* begin Records for the task *

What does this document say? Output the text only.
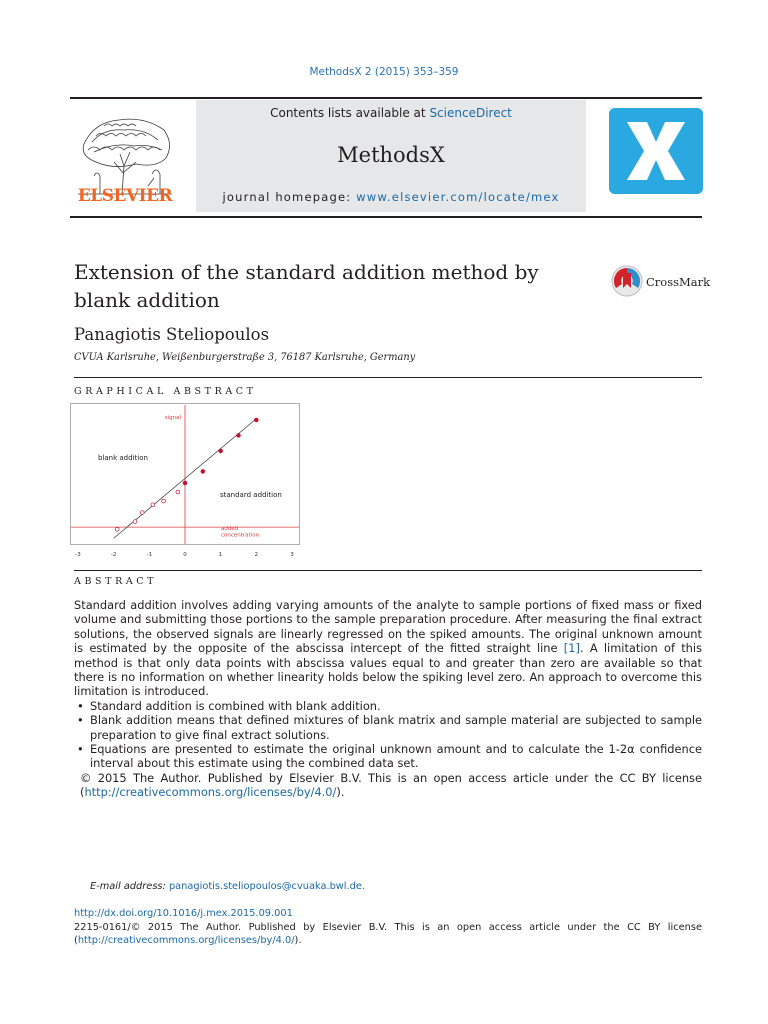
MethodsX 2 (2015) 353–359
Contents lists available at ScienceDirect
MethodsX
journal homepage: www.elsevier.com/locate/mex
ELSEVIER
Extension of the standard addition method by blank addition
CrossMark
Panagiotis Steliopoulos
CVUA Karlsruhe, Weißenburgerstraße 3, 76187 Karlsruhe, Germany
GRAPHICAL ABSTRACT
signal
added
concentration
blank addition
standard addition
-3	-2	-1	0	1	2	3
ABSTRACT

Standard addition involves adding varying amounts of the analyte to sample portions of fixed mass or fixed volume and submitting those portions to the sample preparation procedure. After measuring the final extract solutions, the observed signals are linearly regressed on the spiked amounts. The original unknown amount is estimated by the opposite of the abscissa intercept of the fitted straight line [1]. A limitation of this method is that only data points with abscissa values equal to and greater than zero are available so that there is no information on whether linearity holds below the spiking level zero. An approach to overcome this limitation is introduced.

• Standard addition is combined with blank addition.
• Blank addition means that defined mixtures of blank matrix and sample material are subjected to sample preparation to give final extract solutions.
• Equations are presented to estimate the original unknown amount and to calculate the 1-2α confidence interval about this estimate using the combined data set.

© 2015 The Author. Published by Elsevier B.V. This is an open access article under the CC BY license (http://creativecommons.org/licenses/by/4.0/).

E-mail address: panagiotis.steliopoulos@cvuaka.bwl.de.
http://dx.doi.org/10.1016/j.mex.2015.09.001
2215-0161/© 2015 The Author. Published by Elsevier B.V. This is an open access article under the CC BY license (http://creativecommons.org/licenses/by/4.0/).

* end Records for the task *

§ Problem to solve: Tally the lines of the material above that contain the word "open" and report the total alone.

§ Answer to the problem: 2